Work instructions
Within the records below, find each line that holds the string "Group", then copy it.

>> Start

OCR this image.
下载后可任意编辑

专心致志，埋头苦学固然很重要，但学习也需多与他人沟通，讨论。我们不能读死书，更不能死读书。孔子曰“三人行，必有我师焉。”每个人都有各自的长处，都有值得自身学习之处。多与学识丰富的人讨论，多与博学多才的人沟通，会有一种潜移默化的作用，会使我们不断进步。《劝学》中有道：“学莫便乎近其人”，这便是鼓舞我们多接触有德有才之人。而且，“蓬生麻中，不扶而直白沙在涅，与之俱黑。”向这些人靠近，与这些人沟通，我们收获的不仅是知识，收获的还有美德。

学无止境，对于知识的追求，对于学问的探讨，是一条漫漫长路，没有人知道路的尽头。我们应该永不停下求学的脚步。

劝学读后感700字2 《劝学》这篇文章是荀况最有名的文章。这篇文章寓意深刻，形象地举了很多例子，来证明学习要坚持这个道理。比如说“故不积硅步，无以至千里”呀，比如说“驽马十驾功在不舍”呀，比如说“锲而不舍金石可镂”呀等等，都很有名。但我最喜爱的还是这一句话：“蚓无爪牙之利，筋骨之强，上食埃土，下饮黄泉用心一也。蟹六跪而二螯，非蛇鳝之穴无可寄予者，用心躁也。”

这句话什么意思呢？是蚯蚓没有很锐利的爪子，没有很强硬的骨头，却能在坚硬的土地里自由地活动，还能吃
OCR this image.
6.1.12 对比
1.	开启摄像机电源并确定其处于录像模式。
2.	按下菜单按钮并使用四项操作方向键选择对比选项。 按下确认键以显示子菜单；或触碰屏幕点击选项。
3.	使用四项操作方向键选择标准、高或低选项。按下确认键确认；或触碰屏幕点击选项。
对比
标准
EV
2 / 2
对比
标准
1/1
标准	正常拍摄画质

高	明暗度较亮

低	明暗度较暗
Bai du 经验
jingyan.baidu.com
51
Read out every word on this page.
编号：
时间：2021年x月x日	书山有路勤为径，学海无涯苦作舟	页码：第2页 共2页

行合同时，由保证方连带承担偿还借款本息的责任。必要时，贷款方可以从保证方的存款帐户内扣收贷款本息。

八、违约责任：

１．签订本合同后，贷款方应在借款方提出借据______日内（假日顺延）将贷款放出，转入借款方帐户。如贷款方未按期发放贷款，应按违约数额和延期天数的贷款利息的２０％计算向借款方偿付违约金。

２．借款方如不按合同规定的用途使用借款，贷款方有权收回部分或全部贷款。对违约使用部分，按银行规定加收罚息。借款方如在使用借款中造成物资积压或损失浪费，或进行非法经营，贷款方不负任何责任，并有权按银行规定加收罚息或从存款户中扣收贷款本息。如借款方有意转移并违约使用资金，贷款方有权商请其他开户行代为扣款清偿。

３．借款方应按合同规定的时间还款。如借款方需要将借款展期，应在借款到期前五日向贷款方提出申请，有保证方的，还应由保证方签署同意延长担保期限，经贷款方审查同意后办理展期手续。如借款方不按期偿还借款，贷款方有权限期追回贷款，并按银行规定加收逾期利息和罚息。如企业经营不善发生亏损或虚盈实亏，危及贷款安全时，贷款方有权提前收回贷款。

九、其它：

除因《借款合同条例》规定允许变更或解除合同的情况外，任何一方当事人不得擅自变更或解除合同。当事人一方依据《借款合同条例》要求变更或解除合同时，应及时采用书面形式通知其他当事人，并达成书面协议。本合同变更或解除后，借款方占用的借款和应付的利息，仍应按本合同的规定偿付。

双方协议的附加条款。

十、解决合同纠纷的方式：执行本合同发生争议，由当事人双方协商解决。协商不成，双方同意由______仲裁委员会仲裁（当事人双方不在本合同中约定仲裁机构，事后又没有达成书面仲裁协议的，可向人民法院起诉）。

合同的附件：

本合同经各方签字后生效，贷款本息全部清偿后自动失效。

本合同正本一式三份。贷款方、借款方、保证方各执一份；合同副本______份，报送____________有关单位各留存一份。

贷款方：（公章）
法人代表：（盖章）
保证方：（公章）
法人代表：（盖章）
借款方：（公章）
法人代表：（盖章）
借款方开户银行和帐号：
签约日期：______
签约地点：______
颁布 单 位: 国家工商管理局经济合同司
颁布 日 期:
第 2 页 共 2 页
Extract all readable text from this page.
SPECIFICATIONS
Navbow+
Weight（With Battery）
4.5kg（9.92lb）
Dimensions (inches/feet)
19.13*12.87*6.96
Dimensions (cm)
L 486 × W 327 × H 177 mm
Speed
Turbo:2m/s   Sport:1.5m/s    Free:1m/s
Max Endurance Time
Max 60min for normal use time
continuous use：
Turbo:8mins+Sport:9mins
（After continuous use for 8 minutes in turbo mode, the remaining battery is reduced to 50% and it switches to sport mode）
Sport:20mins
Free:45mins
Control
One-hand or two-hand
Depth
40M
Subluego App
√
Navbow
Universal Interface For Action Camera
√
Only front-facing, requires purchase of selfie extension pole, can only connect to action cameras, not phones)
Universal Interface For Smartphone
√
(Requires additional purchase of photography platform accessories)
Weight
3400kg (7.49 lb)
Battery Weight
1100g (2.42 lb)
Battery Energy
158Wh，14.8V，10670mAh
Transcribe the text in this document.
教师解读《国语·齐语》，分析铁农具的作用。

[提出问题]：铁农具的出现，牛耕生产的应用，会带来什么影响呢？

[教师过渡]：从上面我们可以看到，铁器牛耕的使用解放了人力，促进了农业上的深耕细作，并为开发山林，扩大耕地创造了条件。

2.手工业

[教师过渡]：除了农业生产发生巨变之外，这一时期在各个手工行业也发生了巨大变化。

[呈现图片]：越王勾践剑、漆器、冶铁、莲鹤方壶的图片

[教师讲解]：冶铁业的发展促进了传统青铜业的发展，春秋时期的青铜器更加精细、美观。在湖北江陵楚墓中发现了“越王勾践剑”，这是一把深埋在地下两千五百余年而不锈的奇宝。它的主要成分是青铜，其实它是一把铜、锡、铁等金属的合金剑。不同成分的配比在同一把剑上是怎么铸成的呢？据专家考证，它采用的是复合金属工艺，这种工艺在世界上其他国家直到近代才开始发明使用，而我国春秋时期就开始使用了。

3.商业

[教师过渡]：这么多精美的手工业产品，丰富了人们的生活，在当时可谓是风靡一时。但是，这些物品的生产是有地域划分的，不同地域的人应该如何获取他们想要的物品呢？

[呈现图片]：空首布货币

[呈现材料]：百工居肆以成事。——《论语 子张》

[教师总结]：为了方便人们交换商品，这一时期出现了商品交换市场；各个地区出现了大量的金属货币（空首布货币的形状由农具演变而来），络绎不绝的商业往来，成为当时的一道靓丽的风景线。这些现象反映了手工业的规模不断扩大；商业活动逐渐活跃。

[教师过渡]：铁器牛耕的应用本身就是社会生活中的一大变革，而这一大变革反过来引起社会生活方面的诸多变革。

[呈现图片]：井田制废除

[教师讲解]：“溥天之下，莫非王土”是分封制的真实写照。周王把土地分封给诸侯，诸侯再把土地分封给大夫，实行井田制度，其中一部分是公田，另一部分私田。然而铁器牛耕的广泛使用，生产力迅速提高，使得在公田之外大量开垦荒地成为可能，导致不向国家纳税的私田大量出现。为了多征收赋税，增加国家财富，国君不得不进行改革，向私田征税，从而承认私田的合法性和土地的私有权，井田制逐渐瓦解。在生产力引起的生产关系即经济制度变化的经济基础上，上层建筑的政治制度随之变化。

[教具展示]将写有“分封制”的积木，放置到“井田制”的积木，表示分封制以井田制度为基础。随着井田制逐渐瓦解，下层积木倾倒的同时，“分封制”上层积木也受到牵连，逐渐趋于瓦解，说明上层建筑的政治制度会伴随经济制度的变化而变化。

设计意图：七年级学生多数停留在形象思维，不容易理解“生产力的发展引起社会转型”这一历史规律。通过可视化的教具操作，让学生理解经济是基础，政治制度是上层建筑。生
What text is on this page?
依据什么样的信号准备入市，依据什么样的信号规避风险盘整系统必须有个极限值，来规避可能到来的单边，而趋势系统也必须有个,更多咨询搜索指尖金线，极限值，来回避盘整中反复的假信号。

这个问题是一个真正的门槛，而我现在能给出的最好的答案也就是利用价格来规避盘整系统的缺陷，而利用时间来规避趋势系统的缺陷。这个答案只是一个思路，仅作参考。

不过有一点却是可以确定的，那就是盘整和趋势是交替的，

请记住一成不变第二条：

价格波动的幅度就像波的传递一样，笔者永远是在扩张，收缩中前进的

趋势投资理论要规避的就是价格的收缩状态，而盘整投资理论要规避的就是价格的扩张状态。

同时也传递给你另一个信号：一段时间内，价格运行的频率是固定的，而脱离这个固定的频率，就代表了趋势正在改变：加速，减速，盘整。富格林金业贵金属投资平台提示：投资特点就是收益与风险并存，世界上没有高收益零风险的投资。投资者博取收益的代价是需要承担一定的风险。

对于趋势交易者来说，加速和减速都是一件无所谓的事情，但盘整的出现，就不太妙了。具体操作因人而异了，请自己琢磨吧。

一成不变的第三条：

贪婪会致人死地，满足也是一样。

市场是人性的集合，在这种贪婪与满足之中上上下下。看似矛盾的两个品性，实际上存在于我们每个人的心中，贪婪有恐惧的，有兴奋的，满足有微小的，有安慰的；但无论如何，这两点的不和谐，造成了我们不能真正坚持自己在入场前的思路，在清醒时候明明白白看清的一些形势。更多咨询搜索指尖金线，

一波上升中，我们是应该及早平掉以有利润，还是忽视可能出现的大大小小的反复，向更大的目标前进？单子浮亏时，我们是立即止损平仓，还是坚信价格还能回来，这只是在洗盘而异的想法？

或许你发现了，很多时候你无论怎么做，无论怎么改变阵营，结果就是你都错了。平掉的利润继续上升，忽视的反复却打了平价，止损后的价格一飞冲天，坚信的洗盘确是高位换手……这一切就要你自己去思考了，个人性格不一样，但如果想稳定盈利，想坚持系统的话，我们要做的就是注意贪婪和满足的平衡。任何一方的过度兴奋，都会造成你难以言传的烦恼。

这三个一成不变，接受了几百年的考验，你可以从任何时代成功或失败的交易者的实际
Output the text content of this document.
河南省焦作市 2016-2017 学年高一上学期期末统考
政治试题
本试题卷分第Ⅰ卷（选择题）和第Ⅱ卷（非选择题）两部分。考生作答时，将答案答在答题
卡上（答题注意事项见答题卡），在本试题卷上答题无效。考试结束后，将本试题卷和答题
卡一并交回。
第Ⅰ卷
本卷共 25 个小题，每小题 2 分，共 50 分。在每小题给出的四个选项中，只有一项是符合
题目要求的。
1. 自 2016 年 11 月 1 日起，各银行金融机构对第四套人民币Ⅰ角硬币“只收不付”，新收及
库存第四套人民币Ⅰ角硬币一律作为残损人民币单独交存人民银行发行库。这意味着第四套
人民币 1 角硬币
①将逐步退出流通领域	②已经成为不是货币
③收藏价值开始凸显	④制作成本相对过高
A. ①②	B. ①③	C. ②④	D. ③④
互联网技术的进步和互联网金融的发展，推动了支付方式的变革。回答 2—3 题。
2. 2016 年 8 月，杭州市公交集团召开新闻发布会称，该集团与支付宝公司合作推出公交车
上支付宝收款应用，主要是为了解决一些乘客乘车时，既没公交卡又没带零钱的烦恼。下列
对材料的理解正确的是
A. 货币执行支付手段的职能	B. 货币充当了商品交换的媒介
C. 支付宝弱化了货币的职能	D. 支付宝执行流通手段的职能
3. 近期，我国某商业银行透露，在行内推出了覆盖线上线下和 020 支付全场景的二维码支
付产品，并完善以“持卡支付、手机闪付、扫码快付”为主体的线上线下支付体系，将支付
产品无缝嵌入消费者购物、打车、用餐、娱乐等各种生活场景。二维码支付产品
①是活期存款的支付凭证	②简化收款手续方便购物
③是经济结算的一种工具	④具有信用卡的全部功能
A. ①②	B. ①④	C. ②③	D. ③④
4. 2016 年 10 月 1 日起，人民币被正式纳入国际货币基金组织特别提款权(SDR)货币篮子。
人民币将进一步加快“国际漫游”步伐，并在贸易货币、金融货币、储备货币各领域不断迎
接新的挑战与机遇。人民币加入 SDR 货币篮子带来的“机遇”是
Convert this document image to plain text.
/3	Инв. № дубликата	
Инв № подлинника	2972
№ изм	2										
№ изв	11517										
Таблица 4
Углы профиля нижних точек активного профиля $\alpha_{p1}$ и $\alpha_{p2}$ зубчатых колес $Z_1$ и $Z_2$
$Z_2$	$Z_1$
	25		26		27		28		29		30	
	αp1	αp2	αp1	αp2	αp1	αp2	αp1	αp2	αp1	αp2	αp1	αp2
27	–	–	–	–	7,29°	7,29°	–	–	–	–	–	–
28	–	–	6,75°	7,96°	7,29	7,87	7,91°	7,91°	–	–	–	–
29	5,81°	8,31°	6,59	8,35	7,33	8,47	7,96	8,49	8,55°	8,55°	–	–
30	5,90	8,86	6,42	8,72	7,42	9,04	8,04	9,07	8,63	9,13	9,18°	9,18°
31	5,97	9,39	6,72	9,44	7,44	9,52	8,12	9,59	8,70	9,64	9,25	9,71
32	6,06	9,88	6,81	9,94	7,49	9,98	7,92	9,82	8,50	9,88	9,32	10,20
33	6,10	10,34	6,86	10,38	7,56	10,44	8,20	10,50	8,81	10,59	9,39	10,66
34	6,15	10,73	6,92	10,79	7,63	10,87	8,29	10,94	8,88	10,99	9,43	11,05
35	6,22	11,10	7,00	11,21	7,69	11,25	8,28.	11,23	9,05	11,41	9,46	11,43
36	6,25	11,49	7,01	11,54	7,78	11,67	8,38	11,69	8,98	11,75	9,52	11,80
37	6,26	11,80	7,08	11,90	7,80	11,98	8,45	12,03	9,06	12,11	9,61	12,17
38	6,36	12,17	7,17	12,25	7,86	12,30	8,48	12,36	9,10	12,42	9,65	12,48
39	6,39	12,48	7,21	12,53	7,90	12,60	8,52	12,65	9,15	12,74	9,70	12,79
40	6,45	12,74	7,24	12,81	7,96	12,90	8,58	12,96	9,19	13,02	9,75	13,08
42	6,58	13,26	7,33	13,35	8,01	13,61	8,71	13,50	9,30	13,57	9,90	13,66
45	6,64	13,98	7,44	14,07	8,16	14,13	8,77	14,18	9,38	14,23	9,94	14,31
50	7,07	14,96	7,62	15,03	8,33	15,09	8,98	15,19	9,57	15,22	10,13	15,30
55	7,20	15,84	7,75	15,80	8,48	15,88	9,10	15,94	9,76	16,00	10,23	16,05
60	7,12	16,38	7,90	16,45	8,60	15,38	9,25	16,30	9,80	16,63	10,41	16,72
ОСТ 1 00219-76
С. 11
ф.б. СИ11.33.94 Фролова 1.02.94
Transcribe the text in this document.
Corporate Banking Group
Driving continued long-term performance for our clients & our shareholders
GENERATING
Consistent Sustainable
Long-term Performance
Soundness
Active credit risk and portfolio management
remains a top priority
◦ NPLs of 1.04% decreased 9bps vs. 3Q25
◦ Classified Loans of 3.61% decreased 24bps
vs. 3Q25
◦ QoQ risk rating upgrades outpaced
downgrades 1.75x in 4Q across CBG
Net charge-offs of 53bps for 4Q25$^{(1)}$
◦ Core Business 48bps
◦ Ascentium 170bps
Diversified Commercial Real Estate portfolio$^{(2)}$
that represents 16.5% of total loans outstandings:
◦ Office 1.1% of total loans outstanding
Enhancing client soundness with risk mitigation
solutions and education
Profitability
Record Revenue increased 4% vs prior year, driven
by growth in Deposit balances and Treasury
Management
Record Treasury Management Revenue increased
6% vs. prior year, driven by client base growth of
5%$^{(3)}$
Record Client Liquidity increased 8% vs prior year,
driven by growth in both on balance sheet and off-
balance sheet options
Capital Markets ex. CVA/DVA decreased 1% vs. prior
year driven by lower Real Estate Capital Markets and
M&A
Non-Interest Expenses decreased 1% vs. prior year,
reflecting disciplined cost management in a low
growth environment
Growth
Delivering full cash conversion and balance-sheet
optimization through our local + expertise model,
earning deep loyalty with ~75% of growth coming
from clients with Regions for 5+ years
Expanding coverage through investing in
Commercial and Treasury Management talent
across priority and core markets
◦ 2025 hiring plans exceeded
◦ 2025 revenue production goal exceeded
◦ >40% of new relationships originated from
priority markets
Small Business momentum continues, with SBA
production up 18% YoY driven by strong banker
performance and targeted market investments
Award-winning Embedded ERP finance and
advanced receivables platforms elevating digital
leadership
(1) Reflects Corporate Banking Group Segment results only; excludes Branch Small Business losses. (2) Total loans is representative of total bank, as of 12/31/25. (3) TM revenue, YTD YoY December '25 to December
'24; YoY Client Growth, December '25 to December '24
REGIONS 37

>> End

Result of this exercise
Corporate Banking Group
(1) Reflects Corporate Banking Group Segment results only; excludes Branch Small Business losses. (2) Total loans is representative of total bank, as of 12/31/25. (3) TM revenue, YTD YoY December '25 to December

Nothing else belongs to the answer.